== WORK TO BE COMPLETED ==
Output the material below unchanged, apart from leaving out the pictures.
• • • •
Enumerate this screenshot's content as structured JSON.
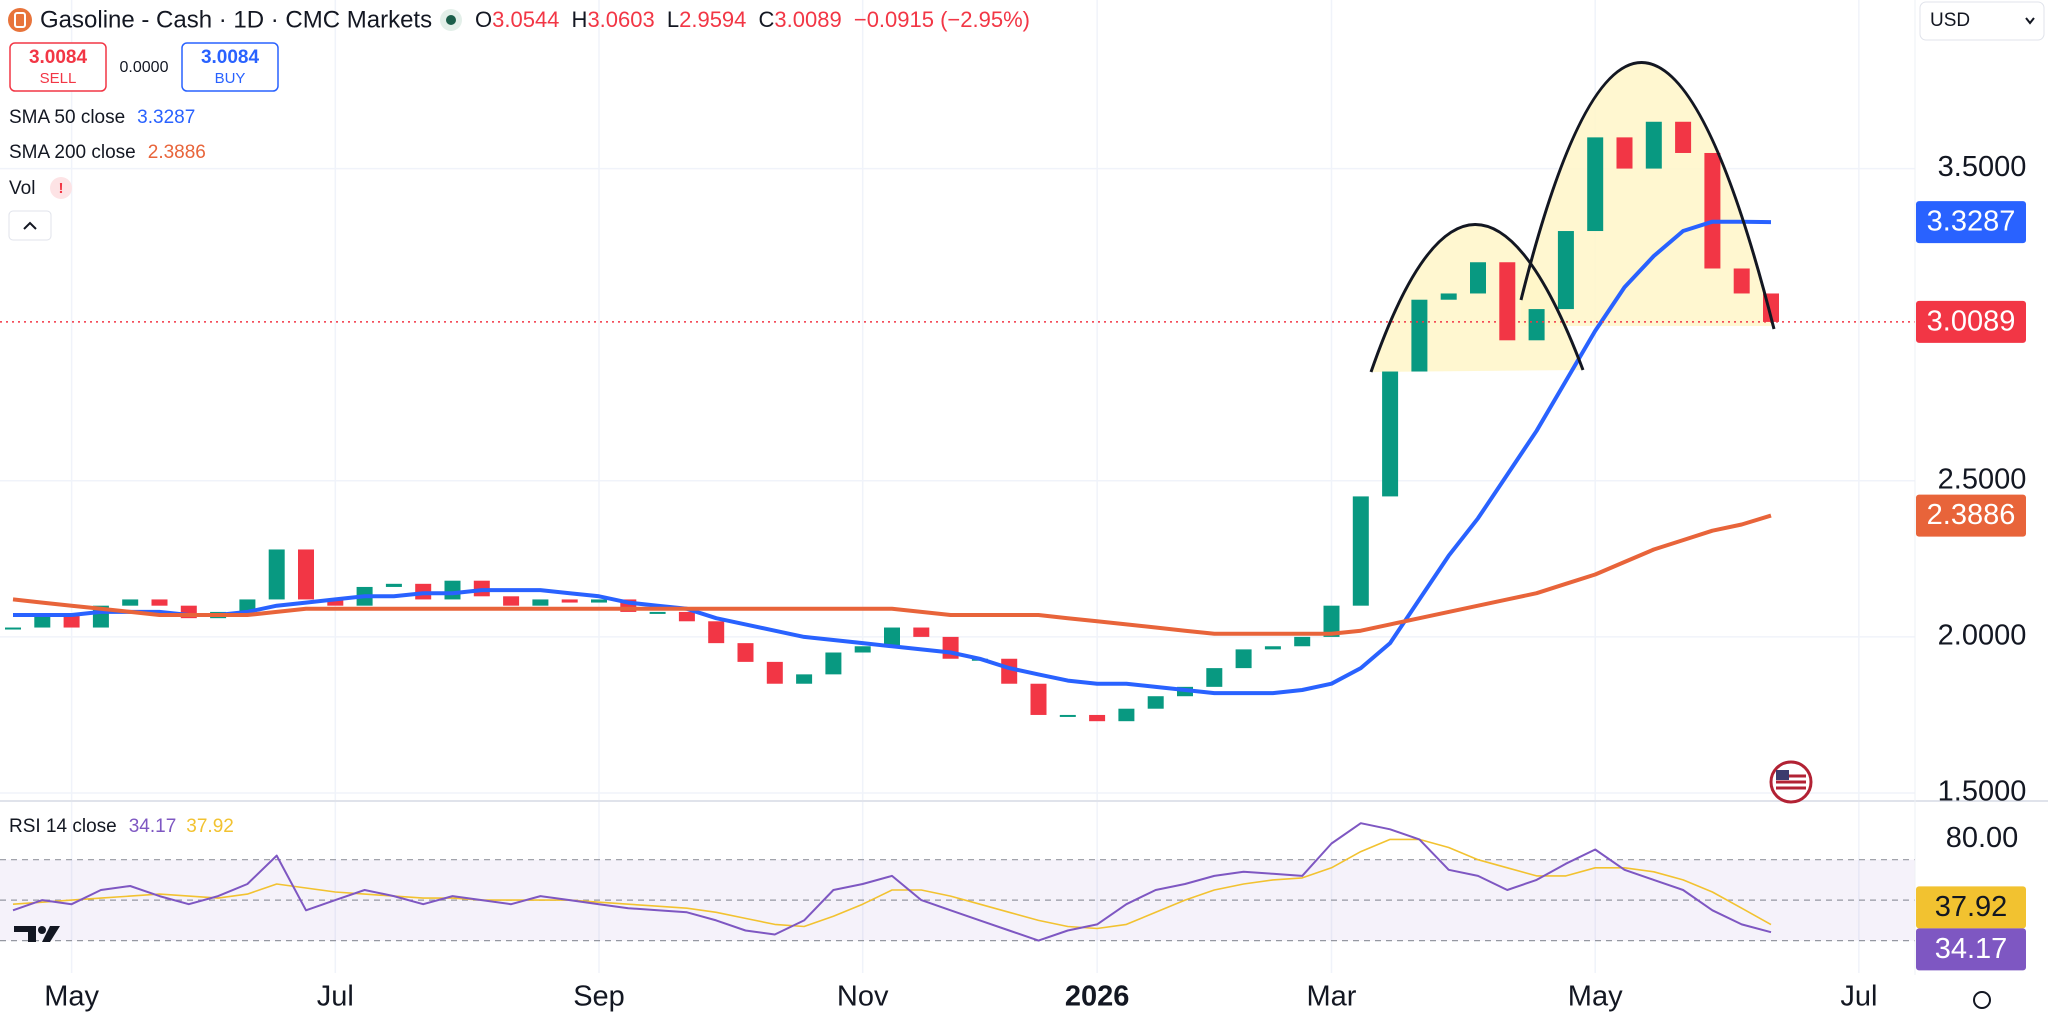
{
  "header": {
    "symbol": "Gasoline - Cash · 1D · CMC Markets",
    "ohlc": [
      {
        "label": "O",
        "value": 3.0544
      },
      {
        "label": "H",
        "value": 3.0603
      },
      {
        "label": "L",
        "value": 2.9594
      },
      {
        "label": "C",
        "value": 3.0089
      }
    ],
    "change": "−0.0915 (−2.95%)"
  },
  "trade": {
    "sell_price": 3.0084,
    "sell": "SELL",
    "spread": "0.0000",
    "buy_price": 3.0084,
    "buy": "BUY"
  },
  "currency": "USD",
  "indicators": {
    "vol": "Vol",
    "vol_alert": "!"
  },
  "chart_data": [
    {
      "type": "candlestick",
      "categories": [
        null,
        null,
        "May",
        null,
        null,
        null,
        null,
        null,
        null,
        null,
        null,
        "Jul",
        null,
        null,
        null,
        null,
        null,
        null,
        null,
        null,
        "Sep",
        null,
        null,
        null,
        null,
        null,
        null,
        null,
        null,
        "Nov",
        null,
        null,
        null,
        null,
        null,
        null,
        null,
        "2026",
        null,
        null,
        null,
        null,
        null,
        null,
        null,
        "Mar",
        null,
        null,
        null,
        null,
        null,
        null,
        null,
        null,
        "May",
        null,
        null,
        null,
        null,
        null,
        null,
        null,
        null,
        "Jul",
        null
      ],
      "values": [
        2.03,
        2.07,
        2.03,
        2.1,
        2.12,
        2.1,
        2.06,
        2.08,
        2.12,
        2.28,
        2.12,
        2.1,
        2.16,
        2.17,
        2.12,
        2.18,
        2.13,
        2.1,
        2.12,
        2.11,
        2.12,
        2.08,
        2.08,
        2.05,
        1.98,
        1.92,
        1.85,
        1.88,
        1.95,
        1.97,
        2.03,
        2.0,
        1.93,
        1.93,
        1.85,
        1.75,
        1.75,
        1.73,
        1.77,
        1.81,
        1.84,
        1.9,
        1.96,
        1.97,
        2.0,
        2.1,
        2.45,
        2.85,
        3.08,
        3.1,
        3.2,
        2.95,
        3.05,
        3.3,
        3.6,
        3.5,
        3.65,
        3.55,
        3.18,
        3.1,
        3.0089,
        null,
        null,
        null,
        null
      ],
      "up_color": "#089981",
      "down_color": "#f23645",
      "series": [
        {
          "name": "SMA 50 close",
          "color": "#2962ff",
          "values": [
            2.07,
            2.07,
            2.07,
            2.08,
            2.08,
            2.08,
            2.07,
            2.07,
            2.08,
            2.1,
            2.11,
            2.12,
            2.13,
            2.13,
            2.14,
            2.14,
            2.15,
            2.15,
            2.15,
            2.14,
            2.13,
            2.11,
            2.1,
            2.09,
            2.06,
            2.04,
            2.02,
            2.0,
            1.99,
            1.98,
            1.97,
            1.96,
            1.95,
            1.93,
            1.9,
            1.88,
            1.86,
            1.85,
            1.85,
            1.84,
            1.83,
            1.82,
            1.82,
            1.82,
            1.83,
            1.85,
            1.9,
            1.98,
            2.12,
            2.26,
            2.38,
            2.52,
            2.66,
            2.82,
            2.98,
            3.12,
            3.22,
            3.3,
            3.33,
            3.33,
            3.3287,
            null,
            null,
            null,
            null
          ]
        },
        {
          "name": "SMA 200 close",
          "color": "#e8643a",
          "values": [
            2.12,
            2.11,
            2.1,
            2.09,
            2.08,
            2.07,
            2.07,
            2.07,
            2.07,
            2.08,
            2.09,
            2.09,
            2.09,
            2.09,
            2.09,
            2.09,
            2.09,
            2.09,
            2.09,
            2.09,
            2.09,
            2.09,
            2.09,
            2.09,
            2.09,
            2.09,
            2.09,
            2.09,
            2.09,
            2.09,
            2.09,
            2.08,
            2.07,
            2.07,
            2.07,
            2.07,
            2.06,
            2.05,
            2.04,
            2.03,
            2.02,
            2.01,
            2.01,
            2.01,
            2.01,
            2.01,
            2.02,
            2.04,
            2.06,
            2.08,
            2.1,
            2.12,
            2.14,
            2.17,
            2.2,
            2.24,
            2.28,
            2.31,
            2.34,
            2.36,
            2.3886,
            null,
            null,
            null,
            null
          ]
        }
      ],
      "ylim": [
        1.5,
        4.04
      ],
      "yticks": [
        {
          "value": 3.5,
          "label": "3.5000"
        },
        {
          "value": 2.5,
          "label": "2.5000"
        },
        {
          "value": 2,
          "label": "2.0000"
        },
        {
          "value": 1.5,
          "label": "1.5000"
        }
      ],
      "grid": true
    },
    {
      "type": "line",
      "title": "RSI 14 close",
      "series": [
        {
          "color": "#7e57c2",
          "values": [
            45,
            50,
            48,
            55,
            57,
            52,
            48,
            52,
            58,
            72,
            45,
            50,
            55,
            52,
            48,
            52,
            50,
            48,
            52,
            50,
            48,
            46,
            45,
            44,
            40,
            35,
            33,
            40,
            55,
            58,
            62,
            50,
            45,
            40,
            35,
            30,
            35,
            38,
            48,
            55,
            58,
            62,
            64,
            63,
            62,
            78,
            88,
            85,
            80,
            65,
            62,
            55,
            60,
            68,
            75,
            65,
            60,
            55,
            45,
            38,
            34.17,
            null,
            null,
            null,
            null
          ]
        },
        {
          "color": "#f2c230",
          "values": [
            48,
            49,
            50,
            51,
            52,
            53,
            52,
            51,
            53,
            58,
            56,
            54,
            53,
            52,
            51,
            51,
            50,
            50,
            50,
            50,
            49,
            48,
            47,
            46,
            44,
            41,
            38,
            37,
            42,
            48,
            55,
            55,
            52,
            48,
            44,
            40,
            37,
            36,
            38,
            44,
            50,
            55,
            58,
            60,
            61,
            66,
            74,
            80,
            80,
            76,
            70,
            66,
            62,
            62,
            66,
            66,
            64,
            60,
            54,
            46,
            37.92,
            null,
            null,
            null,
            null
          ]
        }
      ],
      "ylim": [
        14,
        98
      ],
      "yticks": [
        {
          "value": 80,
          "label": "80.00"
        }
      ],
      "hlines": [
        70,
        50,
        30
      ],
      "band_color": "#7e57c2"
    }
  ]
}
• • • •
== COMPLETE RESPONSE ==
Enumerate this screenshot's content as structured JSON.
{
  "header": {
    "symbol": "Gasoline - Cash · 1D · CMC Markets",
    "ohlc": [
      {
        "label": "O",
        "value": 3.0544
      },
      {
        "label": "H",
        "value": 3.0603
      },
      {
        "label": "L",
        "value": 2.9594
      },
      {
        "label": "C",
        "value": 3.0089
      }
    ],
    "change": "−0.0915 (−2.95%)"
  },
  "trade": {
    "sell_price": 3.0084,
    "sell": "SELL",
    "spread": "0.0000",
    "buy_price": 3.0084,
    "buy": "BUY"
  },
  "currency": "USD",
  "indicators": {
    "vol": "Vol",
    "vol_alert": "!"
  },
  "chart_data": [
    {
      "type": "candlestick",
      "categories": [
        null,
        null,
        "May",
        null,
        null,
        null,
        null,
        null,
        null,
        null,
        null,
        "Jul",
        null,
        null,
        null,
        null,
        null,
        null,
        null,
        null,
        "Sep",
        null,
        null,
        null,
        null,
        null,
        null,
        null,
        null,
        "Nov",
        null,
        null,
        null,
        null,
        null,
        null,
        null,
        "2026",
        null,
        null,
        null,
        null,
        null,
        null,
        null,
        "Mar",
        null,
        null,
        null,
        null,
        null,
        null,
        null,
        null,
        "May",
        null,
        null,
        null,
        null,
        null,
        null,
        null,
        null,
        "Jul",
        null
      ],
      "values": [
        2.03,
        2.07,
        2.03,
        2.1,
        2.12,
        2.1,
        2.06,
        2.08,
        2.12,
        2.28,
        2.12,
        2.1,
        2.16,
        2.17,
        2.12,
        2.18,
        2.13,
        2.1,
        2.12,
        2.11,
        2.12,
        2.08,
        2.08,
        2.05,
        1.98,
        1.92,
        1.85,
        1.88,
        1.95,
        1.97,
        2.03,
        2.0,
        1.93,
        1.93,
        1.85,
        1.75,
        1.75,
        1.73,
        1.77,
        1.81,
        1.84,
        1.9,
        1.96,
        1.97,
        2.0,
        2.1,
        2.45,
        2.85,
        3.08,
        3.1,
        3.2,
        2.95,
        3.05,
        3.3,
        3.6,
        3.5,
        3.65,
        3.55,
        3.18,
        3.1,
        3.0089,
        null,
        null,
        null,
        null
      ],
      "up_color": "#089981",
      "down_color": "#f23645",
      "series": [
        {
          "name": "SMA 50 close",
          "color": "#2962ff",
          "values": [
            2.07,
            2.07,
            2.07,
            2.08,
            2.08,
            2.08,
            2.07,
            2.07,
            2.08,
            2.1,
            2.11,
            2.12,
            2.13,
            2.13,
            2.14,
            2.14,
            2.15,
            2.15,
            2.15,
            2.14,
            2.13,
            2.11,
            2.1,
            2.09,
            2.06,
            2.04,
            2.02,
            2.0,
            1.99,
            1.98,
            1.97,
            1.96,
            1.95,
            1.93,
            1.9,
            1.88,
            1.86,
            1.85,
            1.85,
            1.84,
            1.83,
            1.82,
            1.82,
            1.82,
            1.83,
            1.85,
            1.9,
            1.98,
            2.12,
            2.26,
            2.38,
            2.52,
            2.66,
            2.82,
            2.98,
            3.12,
            3.22,
            3.3,
            3.33,
            3.33,
            3.3287,
            null,
            null,
            null,
            null
          ]
        },
        {
          "name": "SMA 200 close",
          "color": "#e8643a",
          "values": [
            2.12,
            2.11,
            2.1,
            2.09,
            2.08,
            2.07,
            2.07,
            2.07,
            2.07,
            2.08,
            2.09,
            2.09,
            2.09,
            2.09,
            2.09,
            2.09,
            2.09,
            2.09,
            2.09,
            2.09,
            2.09,
            2.09,
            2.09,
            2.09,
            2.09,
            2.09,
            2.09,
            2.09,
            2.09,
            2.09,
            2.09,
            2.08,
            2.07,
            2.07,
            2.07,
            2.07,
            2.06,
            2.05,
            2.04,
            2.03,
            2.02,
            2.01,
            2.01,
            2.01,
            2.01,
            2.01,
            2.02,
            2.04,
            2.06,
            2.08,
            2.1,
            2.12,
            2.14,
            2.17,
            2.2,
            2.24,
            2.28,
            2.31,
            2.34,
            2.36,
            2.3886,
            null,
            null,
            null,
            null
          ]
        }
      ],
      "ylim": [
        1.5,
        4.04
      ],
      "yticks": [
        {
          "value": 3.5,
          "label": "3.5000"
        },
        {
          "value": 2.5,
          "label": "2.5000"
        },
        {
          "value": 2,
          "label": "2.0000"
        },
        {
          "value": 1.5,
          "label": "1.5000"
        }
      ],
      "grid": true
    },
    {
      "type": "line",
      "title": "RSI 14 close",
      "series": [
        {
          "color": "#7e57c2",
          "values": [
            45,
            50,
            48,
            55,
            57,
            52,
            48,
            52,
            58,
            72,
            45,
            50,
            55,
            52,
            48,
            52,
            50,
            48,
            52,
            50,
            48,
            46,
            45,
            44,
            40,
            35,
            33,
            40,
            55,
            58,
            62,
            50,
            45,
            40,
            35,
            30,
            35,
            38,
            48,
            55,
            58,
            62,
            64,
            63,
            62,
            78,
            88,
            85,
            80,
            65,
            62,
            55,
            60,
            68,
            75,
            65,
            60,
            55,
            45,
            38,
            34.17,
            null,
            null,
            null,
            null
          ]
        },
        {
          "color": "#f2c230",
          "values": [
            48,
            49,
            50,
            51,
            52,
            53,
            52,
            51,
            53,
            58,
            56,
            54,
            53,
            52,
            51,
            51,
            50,
            50,
            50,
            50,
            49,
            48,
            47,
            46,
            44,
            41,
            38,
            37,
            42,
            48,
            55,
            55,
            52,
            48,
            44,
            40,
            37,
            36,
            38,
            44,
            50,
            55,
            58,
            60,
            61,
            66,
            74,
            80,
            80,
            76,
            70,
            66,
            62,
            62,
            66,
            66,
            64,
            60,
            54,
            46,
            37.92,
            null,
            null,
            null,
            null
          ]
        }
      ],
      "ylim": [
        14,
        98
      ],
      "yticks": [
        {
          "value": 80,
          "label": "80.00"
        }
      ],
      "hlines": [
        70,
        50,
        30
      ],
      "band_color": "#7e57c2"
    }
  ]
}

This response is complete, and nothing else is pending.